The increase in Ala, Glu, Gly, Pro, Arg and Val content of peptidases from thermophilic fungi are in line with reports that some of these amino acids increase thermostability of proteins. They can improve the thermal stability by (i) forming a large number of electrostatic interactions (e.g. hydrogen bond and salt bridges), such as is the case of Glu and Arg [41, 42], (ii) increasing the rigidity of proteins, such as by the cyclic structure in the side chain of Pro [42], (iii) maintaining hydrophobic pockets, e.g. with Ala [43], or (iv) increasing the number of weak interactions, e.g. with Gly [44].

On the other hand, other amino acids that had a content decrease are known to reduce thermal stability, as Met and Asn, by the chemical instability of these residues at high temperatures [39]. Asn and Gln deaminate easily and Cys is susceptible to oxidation at elevated temperature [45]. Unless it is required for activity or formation of disulfide bonds, Cys is often absent from thermophilic proteins [45].

Gly and Pro residues have a major influence on the kinetics of loop formation in proteins. Glycine accelerates loop formation by decreasing the activation energy and it is known to contribute to conformational flexibility of polypeptide chains and to flexibility of some loops associated with enzymatic catalysis [46, 47]. Cis Prolyl shows the fastest kinetics of all sequences despite an increased activation energy [46]. The frequency of Pro in the modeled proteins was increased in the proteases from thermophilic fungi mainly in the loop areas. Although the increase of Pro is often seen in organisms with high GC content, in thermophilic fungi this content does not differ significantly between mesophilic and thermophilic species [35].

◆ **MATERIAL SHOWN**
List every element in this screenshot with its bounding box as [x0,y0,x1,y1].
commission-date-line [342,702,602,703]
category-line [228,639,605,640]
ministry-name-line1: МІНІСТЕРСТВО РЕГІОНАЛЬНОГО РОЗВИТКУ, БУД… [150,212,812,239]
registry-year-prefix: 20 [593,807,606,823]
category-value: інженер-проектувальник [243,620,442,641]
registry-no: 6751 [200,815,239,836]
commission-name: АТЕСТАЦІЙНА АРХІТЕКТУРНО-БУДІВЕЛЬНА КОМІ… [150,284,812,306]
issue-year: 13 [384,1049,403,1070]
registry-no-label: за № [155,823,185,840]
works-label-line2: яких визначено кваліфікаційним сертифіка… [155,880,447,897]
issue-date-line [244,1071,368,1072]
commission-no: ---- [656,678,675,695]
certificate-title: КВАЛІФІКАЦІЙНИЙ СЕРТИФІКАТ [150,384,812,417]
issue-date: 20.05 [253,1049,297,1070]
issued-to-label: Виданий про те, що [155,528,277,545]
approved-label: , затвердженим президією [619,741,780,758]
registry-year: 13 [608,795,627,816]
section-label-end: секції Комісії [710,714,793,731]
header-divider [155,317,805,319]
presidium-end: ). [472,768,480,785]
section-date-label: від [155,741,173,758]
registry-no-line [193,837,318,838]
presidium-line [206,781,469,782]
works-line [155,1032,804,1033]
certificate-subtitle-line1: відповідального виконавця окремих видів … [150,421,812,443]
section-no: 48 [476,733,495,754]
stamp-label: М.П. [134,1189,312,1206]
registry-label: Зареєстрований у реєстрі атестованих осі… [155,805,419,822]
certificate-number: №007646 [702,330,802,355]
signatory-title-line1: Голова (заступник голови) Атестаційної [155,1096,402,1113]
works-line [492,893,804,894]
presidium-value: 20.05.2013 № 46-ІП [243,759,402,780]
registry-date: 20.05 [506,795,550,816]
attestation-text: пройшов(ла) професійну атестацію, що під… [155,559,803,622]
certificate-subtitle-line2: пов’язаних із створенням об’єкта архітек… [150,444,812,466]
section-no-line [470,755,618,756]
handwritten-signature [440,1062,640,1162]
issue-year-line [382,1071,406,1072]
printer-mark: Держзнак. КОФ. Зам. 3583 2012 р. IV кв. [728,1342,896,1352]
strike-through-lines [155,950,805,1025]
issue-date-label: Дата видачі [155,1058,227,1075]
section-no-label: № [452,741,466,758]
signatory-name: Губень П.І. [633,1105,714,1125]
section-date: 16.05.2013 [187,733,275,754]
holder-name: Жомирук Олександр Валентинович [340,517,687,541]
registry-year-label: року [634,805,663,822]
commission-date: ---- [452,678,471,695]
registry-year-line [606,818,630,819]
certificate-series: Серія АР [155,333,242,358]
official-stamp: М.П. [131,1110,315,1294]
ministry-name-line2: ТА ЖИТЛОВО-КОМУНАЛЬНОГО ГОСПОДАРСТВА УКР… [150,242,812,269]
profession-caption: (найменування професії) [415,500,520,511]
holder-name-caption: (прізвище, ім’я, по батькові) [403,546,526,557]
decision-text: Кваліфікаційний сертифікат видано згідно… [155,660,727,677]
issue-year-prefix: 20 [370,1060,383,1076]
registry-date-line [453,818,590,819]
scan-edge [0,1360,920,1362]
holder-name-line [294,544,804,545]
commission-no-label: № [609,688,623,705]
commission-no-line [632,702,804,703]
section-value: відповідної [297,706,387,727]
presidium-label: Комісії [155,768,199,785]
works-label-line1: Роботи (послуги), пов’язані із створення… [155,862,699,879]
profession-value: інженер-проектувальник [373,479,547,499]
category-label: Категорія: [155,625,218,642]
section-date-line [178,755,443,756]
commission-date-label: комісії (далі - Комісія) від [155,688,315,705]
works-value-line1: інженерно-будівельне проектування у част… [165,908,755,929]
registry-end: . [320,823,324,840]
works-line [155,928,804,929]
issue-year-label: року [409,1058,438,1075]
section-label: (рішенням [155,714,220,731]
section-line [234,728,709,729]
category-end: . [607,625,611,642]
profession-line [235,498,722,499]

◆ **TO DO**
1/ Name every amino acid whose content is said to increase in peptidases from thermophilic fungi, according to the passage on peptidase thermostability.
2/ In the passage on peptidase thermostability, where in the modeled proteins from thermophilic fungi did the frequency of Pro mainly increase?
3/ Reproduce the passage on peptidase thermostability from "On the other" to "thermophilic proteins [45].".

◆ **ANSWERS FOR THE EXERCISE**
1/ Ala, Glu, Gly, Pro, Arg, Val

2/ Mainly in the loop areas.

3/
On the other hand, other amino acids that had a content decrease are known to reduce thermal stability, as Met and Asn, by the chemical instability of these residues at high temperatures [39]. Asn and Gln deaminate easily and Cys is susceptible to oxidation at elevated temperature [45]. Unless it is required for activity or formation of disulfide bonds, Cys is often absent from thermophilic proteins [45].